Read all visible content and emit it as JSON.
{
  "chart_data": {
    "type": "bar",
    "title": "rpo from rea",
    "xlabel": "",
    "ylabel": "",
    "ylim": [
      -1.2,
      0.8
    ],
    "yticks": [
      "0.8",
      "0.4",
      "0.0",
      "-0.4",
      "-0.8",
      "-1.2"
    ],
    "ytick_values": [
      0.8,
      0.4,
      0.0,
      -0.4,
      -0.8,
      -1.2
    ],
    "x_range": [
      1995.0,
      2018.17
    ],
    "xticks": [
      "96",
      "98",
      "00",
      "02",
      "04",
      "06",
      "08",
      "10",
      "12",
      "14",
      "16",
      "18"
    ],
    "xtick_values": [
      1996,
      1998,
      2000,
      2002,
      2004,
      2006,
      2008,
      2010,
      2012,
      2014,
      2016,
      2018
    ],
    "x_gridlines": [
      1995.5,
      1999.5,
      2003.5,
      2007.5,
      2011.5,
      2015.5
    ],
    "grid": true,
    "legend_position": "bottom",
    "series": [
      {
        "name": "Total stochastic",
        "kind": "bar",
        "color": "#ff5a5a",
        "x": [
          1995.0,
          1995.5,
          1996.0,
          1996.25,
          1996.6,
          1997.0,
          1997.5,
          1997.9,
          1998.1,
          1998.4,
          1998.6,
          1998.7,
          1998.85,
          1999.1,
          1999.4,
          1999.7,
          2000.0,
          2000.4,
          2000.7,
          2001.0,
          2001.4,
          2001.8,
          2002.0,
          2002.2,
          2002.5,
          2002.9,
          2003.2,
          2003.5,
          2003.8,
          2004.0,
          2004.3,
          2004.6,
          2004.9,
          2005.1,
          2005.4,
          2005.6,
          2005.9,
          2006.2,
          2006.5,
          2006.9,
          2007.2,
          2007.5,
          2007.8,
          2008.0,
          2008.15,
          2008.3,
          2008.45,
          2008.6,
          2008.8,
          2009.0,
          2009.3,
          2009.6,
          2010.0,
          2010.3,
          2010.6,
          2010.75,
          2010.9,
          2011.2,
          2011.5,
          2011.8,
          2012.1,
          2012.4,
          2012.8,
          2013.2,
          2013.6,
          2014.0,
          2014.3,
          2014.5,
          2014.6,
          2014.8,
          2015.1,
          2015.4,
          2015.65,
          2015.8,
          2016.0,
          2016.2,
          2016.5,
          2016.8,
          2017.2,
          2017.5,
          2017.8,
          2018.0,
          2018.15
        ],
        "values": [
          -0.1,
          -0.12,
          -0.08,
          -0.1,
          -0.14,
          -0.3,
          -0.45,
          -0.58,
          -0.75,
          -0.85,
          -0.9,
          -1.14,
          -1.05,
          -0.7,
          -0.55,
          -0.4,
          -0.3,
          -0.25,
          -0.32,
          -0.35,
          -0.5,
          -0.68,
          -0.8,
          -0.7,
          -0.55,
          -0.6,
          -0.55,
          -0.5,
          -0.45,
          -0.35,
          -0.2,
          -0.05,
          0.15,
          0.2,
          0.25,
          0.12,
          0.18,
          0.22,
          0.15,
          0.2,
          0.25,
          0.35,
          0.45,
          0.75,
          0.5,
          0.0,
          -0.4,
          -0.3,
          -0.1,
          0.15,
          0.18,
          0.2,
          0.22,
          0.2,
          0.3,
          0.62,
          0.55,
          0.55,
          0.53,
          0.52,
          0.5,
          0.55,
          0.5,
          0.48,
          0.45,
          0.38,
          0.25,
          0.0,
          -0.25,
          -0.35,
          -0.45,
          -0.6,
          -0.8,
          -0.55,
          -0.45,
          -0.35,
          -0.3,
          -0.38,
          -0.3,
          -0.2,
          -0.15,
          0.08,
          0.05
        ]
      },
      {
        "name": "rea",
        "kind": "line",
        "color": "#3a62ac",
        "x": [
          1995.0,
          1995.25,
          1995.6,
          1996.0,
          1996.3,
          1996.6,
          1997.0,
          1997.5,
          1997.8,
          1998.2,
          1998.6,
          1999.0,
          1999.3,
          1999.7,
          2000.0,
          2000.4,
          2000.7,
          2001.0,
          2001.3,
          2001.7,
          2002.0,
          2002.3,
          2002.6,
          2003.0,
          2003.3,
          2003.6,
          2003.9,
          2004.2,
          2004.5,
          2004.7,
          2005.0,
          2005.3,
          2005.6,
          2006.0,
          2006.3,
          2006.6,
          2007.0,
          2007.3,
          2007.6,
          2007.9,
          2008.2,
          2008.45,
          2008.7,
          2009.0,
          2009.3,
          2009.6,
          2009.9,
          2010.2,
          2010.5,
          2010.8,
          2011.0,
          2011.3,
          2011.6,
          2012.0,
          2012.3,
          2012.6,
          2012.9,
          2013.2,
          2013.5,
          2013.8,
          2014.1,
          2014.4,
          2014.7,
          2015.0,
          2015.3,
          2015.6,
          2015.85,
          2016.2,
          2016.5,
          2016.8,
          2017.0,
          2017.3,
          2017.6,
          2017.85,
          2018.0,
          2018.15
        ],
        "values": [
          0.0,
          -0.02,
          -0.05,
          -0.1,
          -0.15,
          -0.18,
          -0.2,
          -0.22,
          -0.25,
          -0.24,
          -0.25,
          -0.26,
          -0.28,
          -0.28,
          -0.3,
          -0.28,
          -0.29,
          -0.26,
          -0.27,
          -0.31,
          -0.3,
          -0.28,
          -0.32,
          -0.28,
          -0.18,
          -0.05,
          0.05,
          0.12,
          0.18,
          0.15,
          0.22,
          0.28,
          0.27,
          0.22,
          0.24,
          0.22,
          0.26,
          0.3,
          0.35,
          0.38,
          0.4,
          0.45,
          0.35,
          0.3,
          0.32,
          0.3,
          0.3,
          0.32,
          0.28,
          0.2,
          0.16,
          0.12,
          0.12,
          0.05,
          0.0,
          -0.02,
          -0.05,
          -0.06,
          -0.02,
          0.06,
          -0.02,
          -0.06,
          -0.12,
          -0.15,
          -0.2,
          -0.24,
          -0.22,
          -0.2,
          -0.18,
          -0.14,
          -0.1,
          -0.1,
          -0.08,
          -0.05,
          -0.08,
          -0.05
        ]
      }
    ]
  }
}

————————

[What is being asked]: Reproduce the complete data exactly as presented above.

[Output of the task]:
Read all visible content and emit it as JSON.
{
  "chart_data": {
    "type": "bar",
    "title": "rpo from rea",
    "xlabel": "",
    "ylabel": "",
    "ylim": [
      -1.2,
      0.8
    ],
    "yticks": [
      "0.8",
      "0.4",
      "0.0",
      "-0.4",
      "-0.8",
      "-1.2"
    ],
    "ytick_values": [
      0.8,
      0.4,
      0.0,
      -0.4,
      -0.8,
      -1.2
    ],
    "x_range": [
      1995.0,
      2018.17
    ],
    "xticks": [
      "96",
      "98",
      "00",
      "02",
      "04",
      "06",
      "08",
      "10",
      "12",
      "14",
      "16",
      "18"
    ],
    "xtick_values": [
      1996,
      1998,
      2000,
      2002,
      2004,
      2006,
      2008,
      2010,
      2012,
      2014,
      2016,
      2018
    ],
    "x_gridlines": [
      1995.5,
      1999.5,
      2003.5,
      2007.5,
      2011.5,
      2015.5
    ],
    "grid": true,
    "legend_position": "bottom",
    "series": [
      {
        "name": "Total stochastic",
        "kind": "bar",
        "color": "#ff5a5a",
        "x": [
          1995.0,
          1995.5,
          1996.0,
          1996.25,
          1996.6,
          1997.0,
          1997.5,
          1997.9,
          1998.1,
          1998.4,
          1998.6,
          1998.7,
          1998.85,
          1999.1,
          1999.4,
          1999.7,
          2000.0,
          2000.4,
          2000.7,
          2001.0,
          2001.4,
          2001.8,
          2002.0,
          2002.2,
          2002.5,
          2002.9,
          2003.2,
          2003.5,
          2003.8,
          2004.0,
          2004.3,
          2004.6,
          2004.9,
          2005.1,
          2005.4,
          2005.6,
          2005.9,
          2006.2,
          2006.5,
          2006.9,
          2007.2,
          2007.5,
          2007.8,
          2008.0,
          2008.15,
          2008.3,
          2008.45,
          2008.6,
          2008.8,
          2009.0,
          2009.3,
          2009.6,
          2010.0,
          2010.3,
          2010.6,
          2010.75,
          2010.9,
          2011.2,
          2011.5,
          2011.8,
          2012.1,
          2012.4,
          2012.8,
          2013.2,
          2013.6,
          2014.0,
          2014.3,
          2014.5,
          2014.6,
          2014.8,
          2015.1,
          2015.4,
          2015.65,
          2015.8,
          2016.0,
          2016.2,
          2016.5,
          2016.8,
          2017.2,
          2017.5,
          2017.8,
          2018.0,
          2018.15
        ],
        "values": [
          -0.1,
          -0.12,
          -0.08,
          -0.1,
          -0.14,
          -0.3,
          -0.45,
          -0.58,
          -0.75,
          -0.85,
          -0.9,
          -1.14,
          -1.05,
          -0.7,
          -0.55,
          -0.4,
          -0.3,
          -0.25,
          -0.32,
          -0.35,
          -0.5,
          -0.68,
          -0.8,
          -0.7,
          -0.55,
          -0.6,
          -0.55,
          -0.5,
          -0.45,
          -0.35,
          -0.2,
          -0.05,
          0.15,
          0.2,
          0.25,
          0.12,
          0.18,
          0.22,
          0.15,
          0.2,
          0.25,
          0.35,
          0.45,
          0.75,
          0.5,
          0.0,
          -0.4,
          -0.3,
          -0.1,
          0.15,
          0.18,
          0.2,
          0.22,
          0.2,
          0.3,
          0.62,
          0.55,
          0.55,
          0.53,
          0.52,
          0.5,
          0.55,
          0.5,
          0.48,
          0.45,
          0.38,
          0.25,
          0.0,
          -0.25,
          -0.35,
          -0.45,
          -0.6,
          -0.8,
          -0.55,
          -0.45,
          -0.35,
          -0.3,
          -0.38,
          -0.3,
          -0.2,
          -0.15,
          0.08,
          0.05
        ]
      },
      {
        "name": "rea",
        "kind": "line",
        "color": "#3a62ac",
        "x": [
          1995.0,
          1995.25,
          1995.6,
          1996.0,
          1996.3,
          1996.6,
          1997.0,
          1997.5,
          1997.8,
          1998.2,
          1998.6,
          1999.0,
          1999.3,
          1999.7,
          2000.0,
          2000.4,
          2000.7,
          2001.0,
          2001.3,
          2001.7,
          2002.0,
          2002.3,
          2002.6,
          2003.0,
          2003.3,
          2003.6,
          2003.9,
          2004.2,
          2004.5,
          2004.7,
          2005.0,
          2005.3,
          2005.6,
          2006.0,
          2006.3,
          2006.6,
          2007.0,
          2007.3,
          2007.6,
          2007.9,
          2008.2,
          2008.45,
          2008.7,
          2009.0,
          2009.3,
          2009.6,
          2009.9,
          2010.2,
          2010.5,
          2010.8,
          2011.0,
          2011.3,
          2011.6,
          2012.0,
          2012.3,
          2012.6,
          2012.9,
          2013.2,
          2013.5,
          2013.8,
          2014.1,
          2014.4,
          2014.7,
          2015.0,
          2015.3,
          2015.6,
          2015.85,
          2016.2,
          2016.5,
          2016.8,
          2017.0,
          2017.3,
          2017.6,
          2017.85,
          2018.0,
          2018.15
        ],
        "values": [
          0.0,
          -0.02,
          -0.05,
          -0.1,
          -0.15,
          -0.18,
          -0.2,
          -0.22,
          -0.25,
          -0.24,
          -0.25,
          -0.26,
          -0.28,
          -0.28,
          -0.3,
          -0.28,
          -0.29,
          -0.26,
          -0.27,
          -0.31,
          -0.3,
          -0.28,
          -0.32,
          -0.28,
          -0.18,
          -0.05,
          0.05,
          0.12,
          0.18,
          0.15,
          0.22,
          0.28,
          0.27,
          0.22,
          0.24,
          0.22,
          0.26,
          0.3,
          0.35,
          0.38,
          0.4,
          0.45,
          0.35,
          0.3,
          0.32,
          0.3,
          0.3,
          0.32,
          0.28,
          0.2,
          0.16,
          0.12,
          0.12,
          0.05,
          0.0,
          -0.02,
          -0.05,
          -0.06,
          -0.02,
          0.06,
          -0.02,
          -0.06,
          -0.12,
          -0.15,
          -0.2,
          -0.24,
          -0.22,
          -0.2,
          -0.18,
          -0.14,
          -0.1,
          -0.1,
          -0.08,
          -0.05,
          -0.08,
          -0.05
        ]
      }
    ]
  }
}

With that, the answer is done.